Collected data entries:
════════════════

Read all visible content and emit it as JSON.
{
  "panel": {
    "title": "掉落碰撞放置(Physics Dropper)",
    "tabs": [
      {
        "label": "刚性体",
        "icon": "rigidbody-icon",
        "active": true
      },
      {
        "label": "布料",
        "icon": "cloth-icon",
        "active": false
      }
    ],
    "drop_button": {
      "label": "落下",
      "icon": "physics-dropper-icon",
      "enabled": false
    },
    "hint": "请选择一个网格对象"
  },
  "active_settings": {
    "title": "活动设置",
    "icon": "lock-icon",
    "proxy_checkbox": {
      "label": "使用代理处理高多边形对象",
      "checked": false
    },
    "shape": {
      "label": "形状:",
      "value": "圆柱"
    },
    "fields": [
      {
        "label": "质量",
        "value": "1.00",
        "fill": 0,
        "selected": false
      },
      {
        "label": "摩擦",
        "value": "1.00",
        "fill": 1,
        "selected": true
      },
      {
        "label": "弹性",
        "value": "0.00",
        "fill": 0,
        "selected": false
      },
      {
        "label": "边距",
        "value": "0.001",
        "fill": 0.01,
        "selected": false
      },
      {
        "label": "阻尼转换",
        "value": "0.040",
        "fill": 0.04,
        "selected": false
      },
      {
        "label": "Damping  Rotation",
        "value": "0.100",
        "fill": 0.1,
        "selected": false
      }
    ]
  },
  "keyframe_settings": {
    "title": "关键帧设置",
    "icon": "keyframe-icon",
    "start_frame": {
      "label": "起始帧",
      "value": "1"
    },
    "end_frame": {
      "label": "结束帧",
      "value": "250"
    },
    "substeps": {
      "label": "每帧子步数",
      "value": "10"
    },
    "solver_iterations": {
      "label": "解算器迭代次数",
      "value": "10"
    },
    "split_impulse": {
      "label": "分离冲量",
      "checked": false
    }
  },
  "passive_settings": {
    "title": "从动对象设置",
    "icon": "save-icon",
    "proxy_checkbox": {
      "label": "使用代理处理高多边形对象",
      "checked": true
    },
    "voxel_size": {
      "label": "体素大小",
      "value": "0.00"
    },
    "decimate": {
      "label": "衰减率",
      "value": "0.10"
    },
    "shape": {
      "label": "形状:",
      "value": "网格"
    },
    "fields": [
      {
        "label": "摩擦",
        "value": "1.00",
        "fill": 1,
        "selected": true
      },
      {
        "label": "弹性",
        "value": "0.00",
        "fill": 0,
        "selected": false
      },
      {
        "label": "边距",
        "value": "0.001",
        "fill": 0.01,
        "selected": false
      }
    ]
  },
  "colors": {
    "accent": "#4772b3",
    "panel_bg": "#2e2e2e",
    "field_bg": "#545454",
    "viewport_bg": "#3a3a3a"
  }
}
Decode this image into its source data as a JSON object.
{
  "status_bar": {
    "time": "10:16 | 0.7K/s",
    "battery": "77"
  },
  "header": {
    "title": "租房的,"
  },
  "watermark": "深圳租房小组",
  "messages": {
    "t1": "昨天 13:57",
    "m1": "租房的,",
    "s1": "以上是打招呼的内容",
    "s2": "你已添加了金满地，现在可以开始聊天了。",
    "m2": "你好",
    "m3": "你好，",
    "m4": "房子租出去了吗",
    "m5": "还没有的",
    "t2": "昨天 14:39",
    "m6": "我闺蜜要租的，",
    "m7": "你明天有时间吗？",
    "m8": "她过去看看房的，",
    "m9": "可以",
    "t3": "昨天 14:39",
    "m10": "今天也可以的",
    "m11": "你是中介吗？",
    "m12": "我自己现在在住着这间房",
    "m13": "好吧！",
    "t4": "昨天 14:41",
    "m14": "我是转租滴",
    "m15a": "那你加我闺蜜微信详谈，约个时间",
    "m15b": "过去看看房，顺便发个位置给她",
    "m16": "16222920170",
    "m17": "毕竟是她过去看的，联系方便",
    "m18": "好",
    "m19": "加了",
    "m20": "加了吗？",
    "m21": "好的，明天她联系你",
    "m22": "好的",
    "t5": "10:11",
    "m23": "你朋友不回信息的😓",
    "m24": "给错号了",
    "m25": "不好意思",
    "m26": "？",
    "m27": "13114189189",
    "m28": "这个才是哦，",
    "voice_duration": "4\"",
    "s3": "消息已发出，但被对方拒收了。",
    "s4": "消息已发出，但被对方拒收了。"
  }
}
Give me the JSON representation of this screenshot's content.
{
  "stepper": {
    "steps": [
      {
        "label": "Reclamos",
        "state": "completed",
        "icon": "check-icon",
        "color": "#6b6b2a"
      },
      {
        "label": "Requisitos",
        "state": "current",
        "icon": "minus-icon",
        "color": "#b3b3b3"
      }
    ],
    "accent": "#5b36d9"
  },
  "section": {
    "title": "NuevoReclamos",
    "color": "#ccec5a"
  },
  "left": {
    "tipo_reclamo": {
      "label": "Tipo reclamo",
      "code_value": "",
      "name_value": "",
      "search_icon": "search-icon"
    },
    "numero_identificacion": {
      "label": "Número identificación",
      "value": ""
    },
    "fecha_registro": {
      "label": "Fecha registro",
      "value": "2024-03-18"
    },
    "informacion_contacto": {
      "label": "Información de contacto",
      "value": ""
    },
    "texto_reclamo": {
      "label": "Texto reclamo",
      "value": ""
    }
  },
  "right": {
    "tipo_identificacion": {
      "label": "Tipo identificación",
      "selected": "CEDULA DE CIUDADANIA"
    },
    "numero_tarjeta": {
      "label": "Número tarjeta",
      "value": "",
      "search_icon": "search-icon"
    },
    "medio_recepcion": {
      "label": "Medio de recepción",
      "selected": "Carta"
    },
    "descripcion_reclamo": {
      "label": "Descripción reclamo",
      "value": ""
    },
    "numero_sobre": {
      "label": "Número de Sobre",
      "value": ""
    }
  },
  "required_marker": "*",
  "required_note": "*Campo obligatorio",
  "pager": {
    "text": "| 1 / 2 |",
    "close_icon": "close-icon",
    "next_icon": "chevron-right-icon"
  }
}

════════════════

## [Your task]
Write out the records shown above, exactly as they appear.

## [The result]
Read all visible content and emit it as JSON.
{
  "panel": {
    "title": "掉落碰撞放置(Physics Dropper)",
    "tabs": [
      {
        "label": "刚性体",
        "icon": "rigidbody-icon",
        "active": true
      },
      {
        "label": "布料",
        "icon": "cloth-icon",
        "active": false
      }
    ],
    "drop_button": {
      "label": "落下",
      "icon": "physics-dropper-icon",
      "enabled": false
    },
    "hint": "请选择一个网格对象"
  },
  "active_settings": {
    "title": "活动设置",
    "icon": "lock-icon",
    "proxy_checkbox": {
      "label": "使用代理处理高多边形对象",
      "checked": false
    },
    "shape": {
      "label": "形状:",
      "value": "圆柱"
    },
    "fields": [
      {
        "label": "质量",
        "value": "1.00",
        "fill": 0,
        "selected": false
      },
      {
        "label": "摩擦",
        "value": "1.00",
        "fill": 1,
        "selected": true
      },
      {
        "label": "弹性",
        "value": "0.00",
        "fill": 0,
        "selected": false
      },
      {
        "label": "边距",
        "value": "0.001",
        "fill": 0.01,
        "selected": false
      },
      {
        "label": "阻尼转换",
        "value": "0.040",
        "fill": 0.04,
        "selected": false
      },
      {
        "label": "Damping  Rotation",
        "value": "0.100",
        "fill": 0.1,
        "selected": false
      }
    ]
  },
  "keyframe_settings": {
    "title": "关键帧设置",
    "icon": "keyframe-icon",
    "start_frame": {
      "label": "起始帧",
      "value": "1"
    },
    "end_frame": {
      "label": "结束帧",
      "value": "250"
    },
    "substeps": {
      "label": "每帧子步数",
      "value": "10"
    },
    "solver_iterations": {
      "label": "解算器迭代次数",
      "value": "10"
    },
    "split_impulse": {
      "label": "分离冲量",
      "checked": false
    }
  },
  "passive_settings": {
    "title": "从动对象设置",
    "icon": "save-icon",
    "proxy_checkbox": {
      "label": "使用代理处理高多边形对象",
      "checked": true
    },
    "voxel_size": {
      "label": "体素大小",
      "value": "0.00"
    },
    "decimate": {
      "label": "衰减率",
      "value": "0.10"
    },
    "shape": {
      "label": "形状:",
      "value": "网格"
    },
    "fields": [
      {
        "label": "摩擦",
        "value": "1.00",
        "fill": 1,
        "selected": true
      },
      {
        "label": "弹性",
        "value": "0.00",
        "fill": 0,
        "selected": false
      },
      {
        "label": "边距",
        "value": "0.001",
        "fill": 0.01,
        "selected": false
      }
    ]
  },
  "colors": {
    "accent": "#4772b3",
    "panel_bg": "#2e2e2e",
    "field_bg": "#545454",
    "viewport_bg": "#3a3a3a"
  }
}
Decode this image into its source data as a JSON object.
{
  "status_bar": {
    "time": "10:16 | 0.7K/s",
    "battery": "77"
  },
  "header": {
    "title": "租房的,"
  },
  "watermark": "深圳租房小组",
  "messages": {
    "t1": "昨天 13:57",
    "m1": "租房的,",
    "s1": "以上是打招呼的内容",
    "s2": "你已添加了金满地，现在可以开始聊天了。",
    "m2": "你好",
    "m3": "你好，",
    "m4": "房子租出去了吗",
    "m5": "还没有的",
    "t2": "昨天 14:39",
    "m6": "我闺蜜要租的，",
    "m7": "你明天有时间吗？",
    "m8": "她过去看看房的，",
    "m9": "可以",
    "t3": "昨天 14:39",
    "m10": "今天也可以的",
    "m11": "你是中介吗？",
    "m12": "我自己现在在住着这间房",
    "m13": "好吧！",
    "t4": "昨天 14:41",
    "m14": "我是转租滴",
    "m15a": "那你加我闺蜜微信详谈，约个时间",
    "m15b": "过去看看房，顺便发个位置给她",
    "m16": "16222920170",
    "m17": "毕竟是她过去看的，联系方便",
    "m18": "好",
    "m19": "加了",
    "m20": "加了吗？",
    "m21": "好的，明天她联系你",
    "m22": "好的",
    "t5": "10:11",
    "m23": "你朋友不回信息的😓",
    "m24": "给错号了",
    "m25": "不好意思",
    "m26": "？",
    "m27": "13114189189",
    "m28": "这个才是哦，",
    "voice_duration": "4\"",
    "s3": "消息已发出，但被对方拒收了。",
    "s4": "消息已发出，但被对方拒收了。"
  }
}
Give me the JSON representation of this screenshot's content.
{
  "stepper": {
    "steps": [
      {
        "label": "Reclamos",
        "state": "completed",
        "icon": "check-icon",
        "color": "#6b6b2a"
      },
      {
        "label": "Requisitos",
        "state": "current",
        "icon": "minus-icon",
        "color": "#b3b3b3"
      }
    ],
    "accent": "#5b36d9"
  },
  "section": {
    "title": "NuevoReclamos",
    "color": "#ccec5a"
  },
  "left": {
    "tipo_reclamo": {
      "label": "Tipo reclamo",
      "code_value": "",
      "name_value": "",
      "search_icon": "search-icon"
    },
    "numero_identificacion": {
      "label": "Número identificación",
      "value": ""
    },
    "fecha_registro": {
      "label": "Fecha registro",
      "value": "2024-03-18"
    },
    "informacion_contacto": {
      "label": "Información de contacto",
      "value": ""
    },
    "texto_reclamo": {
      "label": "Texto reclamo",
      "value": ""
    }
  },
  "right": {
    "tipo_identificacion": {
      "label": "Tipo identificación",
      "selected": "CEDULA DE CIUDADANIA"
    },
    "numero_tarjeta": {
      "label": "Número tarjeta",
      "value": "",
      "search_icon": "search-icon"
    },
    "medio_recepcion": {
      "label": "Medio de recepción",
      "selected": "Carta"
    },
    "descripcion_reclamo": {
      "label": "Descripción reclamo",
      "value": ""
    },
    "numero_sobre": {
      "label": "Número de Sobre",
      "value": ""
    }
  },
  "required_marker": "*",
  "required_note": "*Campo obligatorio",
  "pager": {
    "text": "| 1 / 2 |",
    "close_icon": "close-icon",
    "next_icon": "chevron-right-icon"
  }
}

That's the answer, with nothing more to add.